■ **DIRECTIVE 1**
Copy the waterslide article word for word from "Virtual Reality headsets" up to and including "to starry galaxies.".
■ **DIRECTIVE 2**
Write the next part of the waterslide article, picking up after its final sentence.

It’s one of several extreme rides in the park – there’s also Kamikaze, with its 60-degree freefall, and High Fly, which starts 32m high and throws riders through the air onto a second slide.

4. MASSIV Monster Blaster, USA

This 21m high slide is the world’s tallest water coaster
Unique factor: It goes UP as well as down.
Get there: Schlitterbahn Waterpark is on Galveston Islands, near Lockheed Airport, about an hour South East of Houston, Texas.
This 21m-high slide is the world’s tallest 'water coaster' and it’s such a wild ride that it goes UP four times as well as down. The coaster twists, turns, drops and splashes for almost 300m and ends with a triple-drop.
It utilises unique ‘Master Blaster’ technology invented by the park’s ‘Wizard of Water’ Jeff Henry, as six powerful jets push riders up the hills.
While you're in the park, check out the equally whiteknuckle attraction Screaming Serpents. Its twin tube slides send riders into a dizzying corkscrew that twists around two-and-a-half times before spitting them out through two 2.5m high snake jaws.

5. Space Twister

Don't worry, that isn't a giant alien swallowing an airport
Where: Austria
Unique factor: It takes you to another world.
Get there: Sonnentherme is in Burgenland, near the Austria-Hungary border. It’s around an hour from either Vienna or Graz.
Virtual Reality headsets have taken waterslides to a new dimension – turning relatively tame rides into mind-blowing experiences that take you through everything from steamy jungles to starry galaxies.
This one is the world’s longest (there’s also one in Galaxy Erding) and it gives riders a 360 view with the option of three different computerised worlds: Dragons, Aliens and Fantasy.

6. Leap of Faith

Where: Bahamas
Unique factor: It has sharks.
Get there: The Atlantis Waterpark is on Paradise Island, just a 20 minute drive from the centre of capital Nassau.
This clear acrylic tunnel is one of the most unusual waterslides – because it sends riders 18m down the side of a faux ancient Mayan temple then shoots them through a lagoon filled with big-teeth sharks.
Real sharks at that. To make it even more terrifying, you may or may not be pleased to know that in 2008 a reef shark actually jumped from its enclosure and onto the waterslide. Luckily nobody was hurt.

7. L2, Austria

The sharp bends are not for the faint of heart
Unique factor: It’s the world’s first double loop
Get there: Wörgler Wasserwelt waterpark is only a 30 minute drive or 20 minutes on the train from central Hannover, followed by a 15 minute walk from Langenhagen station.
The official warning signs say it all: ‘L2 is nothing for wimps, wusses and chickens!’ This loop-the-loop-the-loop slide claims to be the most extreme and intense waterslide on the planet – and they may be right.

Layout coordinate data:

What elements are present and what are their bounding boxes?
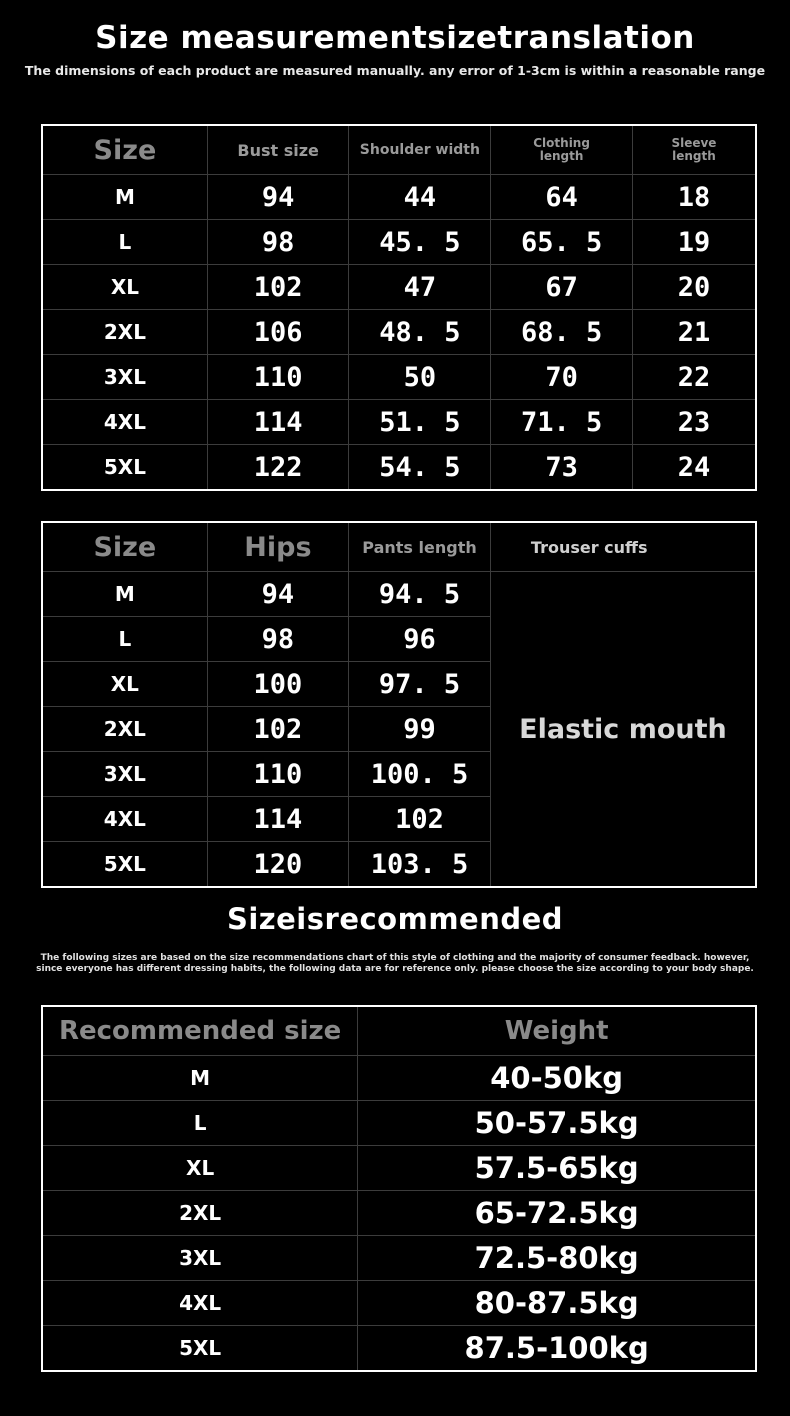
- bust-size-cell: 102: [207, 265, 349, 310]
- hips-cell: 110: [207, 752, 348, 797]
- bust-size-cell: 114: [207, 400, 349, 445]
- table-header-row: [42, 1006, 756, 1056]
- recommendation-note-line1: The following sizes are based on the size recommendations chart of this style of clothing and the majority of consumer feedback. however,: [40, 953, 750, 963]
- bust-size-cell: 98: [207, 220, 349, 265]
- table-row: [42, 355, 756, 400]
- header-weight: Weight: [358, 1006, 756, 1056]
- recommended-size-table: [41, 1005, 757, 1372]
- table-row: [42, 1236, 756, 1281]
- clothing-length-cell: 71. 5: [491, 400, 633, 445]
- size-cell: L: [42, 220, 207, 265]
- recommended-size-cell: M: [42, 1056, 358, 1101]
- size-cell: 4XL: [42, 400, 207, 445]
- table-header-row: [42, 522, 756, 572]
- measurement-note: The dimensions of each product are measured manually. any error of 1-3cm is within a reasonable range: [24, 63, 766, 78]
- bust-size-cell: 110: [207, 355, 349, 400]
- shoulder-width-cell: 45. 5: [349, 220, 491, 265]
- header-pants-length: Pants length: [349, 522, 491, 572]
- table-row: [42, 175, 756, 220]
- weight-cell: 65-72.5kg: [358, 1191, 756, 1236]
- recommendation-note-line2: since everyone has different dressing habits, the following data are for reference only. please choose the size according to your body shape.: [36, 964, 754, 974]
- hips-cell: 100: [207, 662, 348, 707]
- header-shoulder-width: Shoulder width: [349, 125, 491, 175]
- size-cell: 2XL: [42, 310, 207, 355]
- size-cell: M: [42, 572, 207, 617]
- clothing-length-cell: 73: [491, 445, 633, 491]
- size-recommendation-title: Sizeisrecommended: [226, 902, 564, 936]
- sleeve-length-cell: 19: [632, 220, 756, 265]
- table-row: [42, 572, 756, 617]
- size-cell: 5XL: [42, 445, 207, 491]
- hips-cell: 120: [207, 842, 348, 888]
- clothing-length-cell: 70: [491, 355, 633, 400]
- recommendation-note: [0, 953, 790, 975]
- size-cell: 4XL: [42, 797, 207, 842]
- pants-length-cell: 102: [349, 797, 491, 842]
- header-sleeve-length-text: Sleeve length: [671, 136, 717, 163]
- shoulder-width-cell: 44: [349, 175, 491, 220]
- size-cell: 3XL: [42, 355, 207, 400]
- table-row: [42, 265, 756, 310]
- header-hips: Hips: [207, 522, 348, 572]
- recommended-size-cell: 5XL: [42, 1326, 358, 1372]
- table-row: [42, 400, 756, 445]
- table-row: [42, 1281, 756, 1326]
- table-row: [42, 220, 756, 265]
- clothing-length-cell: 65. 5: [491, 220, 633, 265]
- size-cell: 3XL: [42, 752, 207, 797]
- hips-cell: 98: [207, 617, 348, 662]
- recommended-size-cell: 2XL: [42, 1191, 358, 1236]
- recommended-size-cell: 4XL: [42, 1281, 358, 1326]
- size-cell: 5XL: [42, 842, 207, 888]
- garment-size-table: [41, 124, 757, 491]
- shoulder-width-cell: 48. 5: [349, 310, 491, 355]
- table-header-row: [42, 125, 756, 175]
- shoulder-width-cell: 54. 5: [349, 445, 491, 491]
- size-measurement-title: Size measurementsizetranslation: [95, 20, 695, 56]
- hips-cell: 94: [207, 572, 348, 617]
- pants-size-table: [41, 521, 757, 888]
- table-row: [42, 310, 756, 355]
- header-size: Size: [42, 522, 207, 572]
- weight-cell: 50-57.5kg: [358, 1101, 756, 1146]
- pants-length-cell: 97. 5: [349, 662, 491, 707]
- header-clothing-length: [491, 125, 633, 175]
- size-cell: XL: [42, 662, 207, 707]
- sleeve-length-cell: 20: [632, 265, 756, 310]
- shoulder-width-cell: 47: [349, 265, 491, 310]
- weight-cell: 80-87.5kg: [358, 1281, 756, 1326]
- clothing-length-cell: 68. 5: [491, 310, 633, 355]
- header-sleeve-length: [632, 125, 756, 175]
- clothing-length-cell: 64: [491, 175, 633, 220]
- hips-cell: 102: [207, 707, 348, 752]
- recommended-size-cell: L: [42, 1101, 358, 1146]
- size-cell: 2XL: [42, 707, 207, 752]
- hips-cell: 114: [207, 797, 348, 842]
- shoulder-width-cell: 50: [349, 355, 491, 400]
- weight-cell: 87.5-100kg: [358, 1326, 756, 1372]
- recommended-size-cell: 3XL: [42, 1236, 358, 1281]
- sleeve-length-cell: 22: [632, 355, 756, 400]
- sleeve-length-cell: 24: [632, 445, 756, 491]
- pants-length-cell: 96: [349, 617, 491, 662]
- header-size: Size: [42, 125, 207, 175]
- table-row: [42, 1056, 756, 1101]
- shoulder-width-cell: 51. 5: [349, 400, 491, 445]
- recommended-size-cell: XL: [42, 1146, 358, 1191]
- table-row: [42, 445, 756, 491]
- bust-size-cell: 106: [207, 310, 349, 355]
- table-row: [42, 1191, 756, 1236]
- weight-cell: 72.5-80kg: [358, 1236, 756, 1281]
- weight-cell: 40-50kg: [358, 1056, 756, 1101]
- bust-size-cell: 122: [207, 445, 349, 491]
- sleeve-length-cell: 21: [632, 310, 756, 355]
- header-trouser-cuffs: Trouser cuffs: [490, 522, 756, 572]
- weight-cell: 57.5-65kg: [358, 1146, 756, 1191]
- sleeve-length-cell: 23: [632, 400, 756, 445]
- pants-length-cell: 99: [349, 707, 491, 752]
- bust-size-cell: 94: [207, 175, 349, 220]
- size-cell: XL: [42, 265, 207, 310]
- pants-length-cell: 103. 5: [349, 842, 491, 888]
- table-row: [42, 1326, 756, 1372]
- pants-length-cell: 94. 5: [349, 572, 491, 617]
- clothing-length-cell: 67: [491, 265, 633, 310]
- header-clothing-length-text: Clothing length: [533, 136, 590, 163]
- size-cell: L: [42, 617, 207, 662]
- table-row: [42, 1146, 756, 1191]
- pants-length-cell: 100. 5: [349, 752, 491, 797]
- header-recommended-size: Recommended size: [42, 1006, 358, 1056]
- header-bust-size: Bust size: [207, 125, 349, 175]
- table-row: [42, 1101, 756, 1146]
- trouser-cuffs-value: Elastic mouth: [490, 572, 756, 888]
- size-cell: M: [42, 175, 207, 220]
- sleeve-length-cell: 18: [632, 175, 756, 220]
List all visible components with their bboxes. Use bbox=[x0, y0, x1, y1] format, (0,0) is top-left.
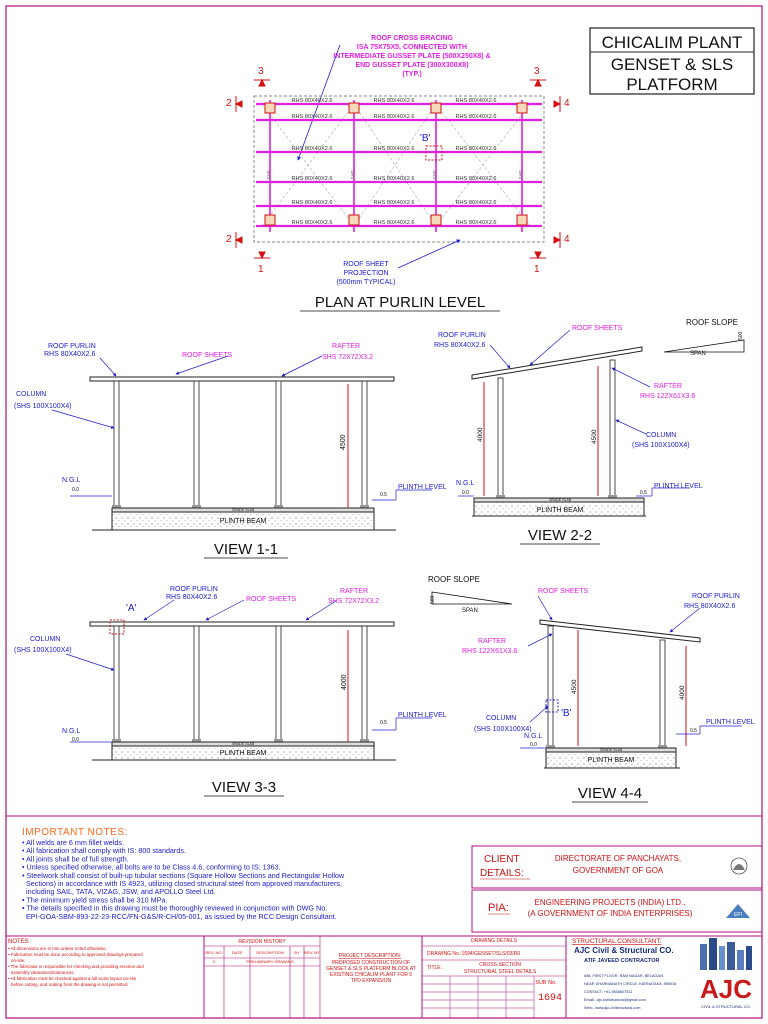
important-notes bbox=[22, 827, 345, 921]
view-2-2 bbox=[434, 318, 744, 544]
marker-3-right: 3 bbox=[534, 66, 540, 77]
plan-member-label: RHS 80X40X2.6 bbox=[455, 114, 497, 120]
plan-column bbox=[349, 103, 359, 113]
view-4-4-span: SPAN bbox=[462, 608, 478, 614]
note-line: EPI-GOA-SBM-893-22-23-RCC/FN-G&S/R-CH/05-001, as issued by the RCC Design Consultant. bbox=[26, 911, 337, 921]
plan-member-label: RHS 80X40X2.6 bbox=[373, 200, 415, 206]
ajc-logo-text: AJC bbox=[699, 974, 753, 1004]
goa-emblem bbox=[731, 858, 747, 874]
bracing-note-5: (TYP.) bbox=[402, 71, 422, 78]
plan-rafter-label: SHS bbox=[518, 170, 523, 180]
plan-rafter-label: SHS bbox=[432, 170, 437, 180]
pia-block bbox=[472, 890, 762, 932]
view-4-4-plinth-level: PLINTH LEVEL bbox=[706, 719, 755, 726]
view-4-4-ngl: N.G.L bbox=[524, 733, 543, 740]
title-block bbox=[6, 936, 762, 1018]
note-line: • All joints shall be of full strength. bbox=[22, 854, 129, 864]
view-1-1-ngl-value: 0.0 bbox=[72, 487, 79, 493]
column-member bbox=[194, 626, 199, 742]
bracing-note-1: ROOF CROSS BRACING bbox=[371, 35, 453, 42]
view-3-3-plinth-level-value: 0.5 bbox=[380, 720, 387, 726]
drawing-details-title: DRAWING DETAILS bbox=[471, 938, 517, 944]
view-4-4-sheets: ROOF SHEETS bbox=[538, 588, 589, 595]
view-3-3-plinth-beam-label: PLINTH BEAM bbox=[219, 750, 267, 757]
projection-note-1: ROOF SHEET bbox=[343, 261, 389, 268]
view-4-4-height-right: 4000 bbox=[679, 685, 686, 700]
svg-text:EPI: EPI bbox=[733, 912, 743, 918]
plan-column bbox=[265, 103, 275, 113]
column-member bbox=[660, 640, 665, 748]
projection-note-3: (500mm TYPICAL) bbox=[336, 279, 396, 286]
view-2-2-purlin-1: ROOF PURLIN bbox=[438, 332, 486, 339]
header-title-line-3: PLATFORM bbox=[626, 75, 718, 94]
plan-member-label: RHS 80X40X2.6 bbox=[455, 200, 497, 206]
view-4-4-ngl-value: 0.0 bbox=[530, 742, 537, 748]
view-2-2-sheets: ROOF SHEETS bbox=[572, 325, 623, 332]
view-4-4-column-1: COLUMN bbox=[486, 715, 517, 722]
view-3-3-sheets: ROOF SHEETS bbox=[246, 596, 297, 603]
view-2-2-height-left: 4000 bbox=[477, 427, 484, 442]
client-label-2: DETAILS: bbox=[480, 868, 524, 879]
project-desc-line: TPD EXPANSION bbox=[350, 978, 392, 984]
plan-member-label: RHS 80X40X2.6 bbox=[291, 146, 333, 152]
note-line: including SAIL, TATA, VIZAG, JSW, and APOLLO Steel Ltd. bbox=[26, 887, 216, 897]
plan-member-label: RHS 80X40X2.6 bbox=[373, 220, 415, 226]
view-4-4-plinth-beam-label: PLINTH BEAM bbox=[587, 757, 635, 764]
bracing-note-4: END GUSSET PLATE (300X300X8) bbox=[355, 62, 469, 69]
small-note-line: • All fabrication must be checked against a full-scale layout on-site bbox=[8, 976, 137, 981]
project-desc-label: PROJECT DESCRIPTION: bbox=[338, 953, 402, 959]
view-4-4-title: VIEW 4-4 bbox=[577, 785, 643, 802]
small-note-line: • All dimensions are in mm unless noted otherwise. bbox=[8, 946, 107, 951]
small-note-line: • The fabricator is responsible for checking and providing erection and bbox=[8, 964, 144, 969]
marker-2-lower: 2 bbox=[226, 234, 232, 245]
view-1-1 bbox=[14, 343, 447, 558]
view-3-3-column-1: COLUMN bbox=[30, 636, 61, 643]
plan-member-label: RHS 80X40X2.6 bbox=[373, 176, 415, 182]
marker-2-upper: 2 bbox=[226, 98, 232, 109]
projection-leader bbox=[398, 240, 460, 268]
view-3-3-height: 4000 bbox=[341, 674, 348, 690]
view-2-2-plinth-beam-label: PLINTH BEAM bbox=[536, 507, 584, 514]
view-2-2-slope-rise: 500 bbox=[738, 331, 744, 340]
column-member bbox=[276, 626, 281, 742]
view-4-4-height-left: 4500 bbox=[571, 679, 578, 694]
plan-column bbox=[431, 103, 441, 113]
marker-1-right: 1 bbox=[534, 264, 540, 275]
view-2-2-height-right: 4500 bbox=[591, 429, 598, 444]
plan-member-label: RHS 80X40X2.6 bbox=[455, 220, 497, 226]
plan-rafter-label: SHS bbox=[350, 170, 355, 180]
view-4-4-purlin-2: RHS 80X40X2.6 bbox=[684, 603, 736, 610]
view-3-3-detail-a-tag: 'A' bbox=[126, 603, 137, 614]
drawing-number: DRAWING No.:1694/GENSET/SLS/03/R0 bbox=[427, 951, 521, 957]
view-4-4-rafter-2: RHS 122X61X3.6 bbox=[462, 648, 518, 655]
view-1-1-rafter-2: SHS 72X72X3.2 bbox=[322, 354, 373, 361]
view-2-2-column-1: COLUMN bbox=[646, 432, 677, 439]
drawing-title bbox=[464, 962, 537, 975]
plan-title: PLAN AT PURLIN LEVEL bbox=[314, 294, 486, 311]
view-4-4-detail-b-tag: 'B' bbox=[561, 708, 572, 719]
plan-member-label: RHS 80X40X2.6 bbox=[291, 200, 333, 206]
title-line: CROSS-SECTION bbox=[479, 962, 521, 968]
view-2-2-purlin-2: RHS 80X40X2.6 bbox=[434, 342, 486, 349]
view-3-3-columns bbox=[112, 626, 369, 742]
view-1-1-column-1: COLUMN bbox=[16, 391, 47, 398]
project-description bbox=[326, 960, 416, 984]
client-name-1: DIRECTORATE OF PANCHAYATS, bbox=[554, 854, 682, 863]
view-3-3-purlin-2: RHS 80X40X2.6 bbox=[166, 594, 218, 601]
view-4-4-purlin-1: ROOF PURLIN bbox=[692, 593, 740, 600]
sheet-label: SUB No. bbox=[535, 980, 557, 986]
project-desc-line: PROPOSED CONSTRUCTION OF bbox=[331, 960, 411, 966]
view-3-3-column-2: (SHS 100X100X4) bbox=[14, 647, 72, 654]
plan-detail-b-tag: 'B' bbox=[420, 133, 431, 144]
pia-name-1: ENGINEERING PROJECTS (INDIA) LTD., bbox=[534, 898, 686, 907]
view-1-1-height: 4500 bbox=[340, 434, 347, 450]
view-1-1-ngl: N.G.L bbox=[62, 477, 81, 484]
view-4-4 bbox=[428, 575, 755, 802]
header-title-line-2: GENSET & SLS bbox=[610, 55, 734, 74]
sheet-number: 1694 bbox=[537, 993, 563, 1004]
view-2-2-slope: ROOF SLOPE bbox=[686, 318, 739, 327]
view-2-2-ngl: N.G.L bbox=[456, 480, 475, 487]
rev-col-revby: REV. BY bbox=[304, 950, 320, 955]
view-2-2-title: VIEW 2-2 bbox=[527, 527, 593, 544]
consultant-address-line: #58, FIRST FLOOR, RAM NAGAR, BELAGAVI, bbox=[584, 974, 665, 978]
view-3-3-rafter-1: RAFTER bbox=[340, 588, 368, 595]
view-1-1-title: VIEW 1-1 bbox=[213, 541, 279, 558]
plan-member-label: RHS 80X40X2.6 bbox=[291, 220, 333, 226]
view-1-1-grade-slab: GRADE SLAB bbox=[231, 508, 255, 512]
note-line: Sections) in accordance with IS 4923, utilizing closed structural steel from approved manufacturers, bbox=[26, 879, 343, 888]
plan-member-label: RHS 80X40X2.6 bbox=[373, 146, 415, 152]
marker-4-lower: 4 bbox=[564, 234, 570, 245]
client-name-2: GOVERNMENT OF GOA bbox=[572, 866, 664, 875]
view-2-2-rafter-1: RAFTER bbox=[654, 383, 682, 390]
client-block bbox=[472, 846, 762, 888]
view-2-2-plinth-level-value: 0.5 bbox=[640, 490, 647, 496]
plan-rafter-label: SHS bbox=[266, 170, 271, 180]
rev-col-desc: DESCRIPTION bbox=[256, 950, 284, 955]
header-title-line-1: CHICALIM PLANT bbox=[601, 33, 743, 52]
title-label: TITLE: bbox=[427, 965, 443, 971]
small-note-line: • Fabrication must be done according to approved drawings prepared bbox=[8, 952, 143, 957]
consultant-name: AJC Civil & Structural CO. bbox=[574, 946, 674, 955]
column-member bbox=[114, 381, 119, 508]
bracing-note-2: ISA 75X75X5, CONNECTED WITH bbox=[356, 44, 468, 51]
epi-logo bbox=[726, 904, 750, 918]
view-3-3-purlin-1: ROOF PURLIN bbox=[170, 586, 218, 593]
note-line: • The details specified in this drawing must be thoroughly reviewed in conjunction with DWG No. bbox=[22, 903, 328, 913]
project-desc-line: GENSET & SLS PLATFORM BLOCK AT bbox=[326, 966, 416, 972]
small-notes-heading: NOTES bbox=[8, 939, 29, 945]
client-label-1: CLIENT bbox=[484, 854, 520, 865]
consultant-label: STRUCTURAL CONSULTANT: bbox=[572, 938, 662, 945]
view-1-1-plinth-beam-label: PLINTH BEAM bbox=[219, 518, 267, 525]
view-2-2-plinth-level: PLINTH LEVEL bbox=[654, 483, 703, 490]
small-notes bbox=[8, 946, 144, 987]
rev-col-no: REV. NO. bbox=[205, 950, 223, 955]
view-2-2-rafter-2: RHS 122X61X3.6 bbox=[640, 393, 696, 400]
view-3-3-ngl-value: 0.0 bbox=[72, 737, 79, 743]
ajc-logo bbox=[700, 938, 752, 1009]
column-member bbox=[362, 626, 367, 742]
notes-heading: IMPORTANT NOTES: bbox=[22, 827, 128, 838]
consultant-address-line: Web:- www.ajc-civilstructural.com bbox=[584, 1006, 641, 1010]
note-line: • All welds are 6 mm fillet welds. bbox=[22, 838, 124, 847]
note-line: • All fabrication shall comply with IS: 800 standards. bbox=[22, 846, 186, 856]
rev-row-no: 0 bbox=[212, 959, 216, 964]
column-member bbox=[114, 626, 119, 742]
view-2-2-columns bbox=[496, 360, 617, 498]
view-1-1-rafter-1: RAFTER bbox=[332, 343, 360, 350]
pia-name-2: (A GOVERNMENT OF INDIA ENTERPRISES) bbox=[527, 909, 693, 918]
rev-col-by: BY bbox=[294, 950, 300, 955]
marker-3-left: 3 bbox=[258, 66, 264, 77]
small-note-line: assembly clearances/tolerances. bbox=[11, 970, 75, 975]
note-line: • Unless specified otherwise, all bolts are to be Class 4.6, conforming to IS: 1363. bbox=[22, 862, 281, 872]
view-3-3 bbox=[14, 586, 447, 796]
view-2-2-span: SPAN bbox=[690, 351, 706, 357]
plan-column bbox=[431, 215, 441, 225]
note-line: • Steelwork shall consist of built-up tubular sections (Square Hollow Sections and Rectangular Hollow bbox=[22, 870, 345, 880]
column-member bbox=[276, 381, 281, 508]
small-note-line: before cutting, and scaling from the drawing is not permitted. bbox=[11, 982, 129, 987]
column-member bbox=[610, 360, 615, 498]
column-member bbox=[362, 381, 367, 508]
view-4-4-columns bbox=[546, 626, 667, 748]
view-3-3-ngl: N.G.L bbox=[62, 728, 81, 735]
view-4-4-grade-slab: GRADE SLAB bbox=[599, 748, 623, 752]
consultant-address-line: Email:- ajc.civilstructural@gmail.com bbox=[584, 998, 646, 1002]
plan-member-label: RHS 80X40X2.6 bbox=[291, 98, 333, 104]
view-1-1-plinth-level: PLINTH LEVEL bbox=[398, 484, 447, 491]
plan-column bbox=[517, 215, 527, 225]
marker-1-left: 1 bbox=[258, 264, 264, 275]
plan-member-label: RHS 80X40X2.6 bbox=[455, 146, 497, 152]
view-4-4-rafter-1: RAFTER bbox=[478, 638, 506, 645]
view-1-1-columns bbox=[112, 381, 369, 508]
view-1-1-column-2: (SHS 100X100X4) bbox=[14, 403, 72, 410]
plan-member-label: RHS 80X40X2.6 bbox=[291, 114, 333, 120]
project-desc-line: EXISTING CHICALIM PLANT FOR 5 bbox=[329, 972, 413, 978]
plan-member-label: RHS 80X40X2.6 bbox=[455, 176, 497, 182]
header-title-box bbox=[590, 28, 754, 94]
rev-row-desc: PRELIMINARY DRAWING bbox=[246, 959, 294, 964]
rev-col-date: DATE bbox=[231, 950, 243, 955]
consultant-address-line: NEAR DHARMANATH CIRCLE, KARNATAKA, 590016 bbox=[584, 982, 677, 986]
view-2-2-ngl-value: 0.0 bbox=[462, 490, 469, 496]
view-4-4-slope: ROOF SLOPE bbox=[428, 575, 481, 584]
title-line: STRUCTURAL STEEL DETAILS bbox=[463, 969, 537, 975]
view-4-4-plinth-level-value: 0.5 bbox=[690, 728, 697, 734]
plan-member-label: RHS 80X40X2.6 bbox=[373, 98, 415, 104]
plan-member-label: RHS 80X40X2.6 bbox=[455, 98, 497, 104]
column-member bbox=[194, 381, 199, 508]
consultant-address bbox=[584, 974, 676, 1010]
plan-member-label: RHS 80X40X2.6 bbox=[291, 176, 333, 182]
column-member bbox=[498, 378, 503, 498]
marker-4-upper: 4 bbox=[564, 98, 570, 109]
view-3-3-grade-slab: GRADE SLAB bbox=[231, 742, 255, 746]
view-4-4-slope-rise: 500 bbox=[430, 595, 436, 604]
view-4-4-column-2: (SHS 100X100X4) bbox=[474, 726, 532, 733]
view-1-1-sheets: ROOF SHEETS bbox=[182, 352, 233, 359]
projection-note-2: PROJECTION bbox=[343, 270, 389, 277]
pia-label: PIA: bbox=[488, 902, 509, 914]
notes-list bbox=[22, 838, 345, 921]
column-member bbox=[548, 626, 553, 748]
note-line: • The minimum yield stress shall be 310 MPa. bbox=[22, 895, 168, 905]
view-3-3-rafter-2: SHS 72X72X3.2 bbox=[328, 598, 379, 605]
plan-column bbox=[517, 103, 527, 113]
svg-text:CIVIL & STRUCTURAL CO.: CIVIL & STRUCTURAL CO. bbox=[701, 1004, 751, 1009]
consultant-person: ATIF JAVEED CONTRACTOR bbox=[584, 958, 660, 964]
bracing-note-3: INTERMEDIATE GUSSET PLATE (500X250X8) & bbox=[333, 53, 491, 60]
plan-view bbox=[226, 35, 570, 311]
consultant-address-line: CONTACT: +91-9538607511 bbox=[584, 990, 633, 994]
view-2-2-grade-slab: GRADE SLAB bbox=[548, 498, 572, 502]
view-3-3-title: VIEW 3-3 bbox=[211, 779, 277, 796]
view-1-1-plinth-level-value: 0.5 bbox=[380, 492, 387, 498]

■ **REPLY 1**
Virtual Reality headsets have taken waterslides to a new dimension – turning relatively tame rides into mind-blowing experiences that take you through everything from steamy jungles to starry galaxies.

■ **REPLY 2**
A hatch will open and you'll be dropped into freefall
Riders step into a clear capsule with stunning alpine views and wait for the hatch to open. Then comes 14m of freefall, accelerating to 40mph to hit the world’s first double-loop. Some are too light to make the second loop – and drop out through a trapdoor.

8. Scorpion’s Tail

At Noah’s Ark Waterpark you have to queue two by two...
Where: Wisconsin, USA
Unique factor: Its loop is as vertical as you can get.
Get there: Noah’s Ark Waterpark is near Lake Delton, around 1h45mins drive from Milwaukee or 3hrs from Minneapolis.
This was the first loop-the-loop slide in the US and its 60-degree angle is still as close to full inversion as you can get right now.
Riders stand on a trap door floor that drops from beneath them into a 16m freefall, speeding them up to 40mph and creating enough centrifugal force in the loop to flip them virtually upside down.

9. Zero-G, USA

Mountain Creek Waterpark is home to Zero G
Unique factor: World’s tallest double loops.
Get there: Mountain Creek Waterpark is in Vernon, New York, just over an hour from downtown Manhattan with buses running from New Jersey and New York on Fridays and weekends.
This slide is one of the most accessible on the list for city dwellers, being just a short ride from downtown New York – and it also happens to be one of the world’s most intense.
The trapdoor start drops riders into a high-speed thrill ride, giving them a feeling close to zero gravity as they accelerate through the world’s tallest double loops.

One for the future: Sky Calibre

Where: Under Development
Unique factor: World’s first (ok, second) vertical loop
This extreme ride creates 6G of G-Force as riders fly through the world’s first fully vertical loop. Ok, so isn’t in service yet but it’s worth a mention – because some day a waterpark might be crazy enough to commission it.
Already built and tested by Avalanche Waterslides and Sky Turtle Technologies, the radical design locks riders in a special capsule to keep them sucked to the 10m-high loop as they go around.
It was due to open in 2016 at Action Park (now Mountain Creek) in New Jersey – which had an accident-prone loop slide back in the 1980s and 1990s - but for unknown reasons (probably something safety related!) it never appeared. Watch this space...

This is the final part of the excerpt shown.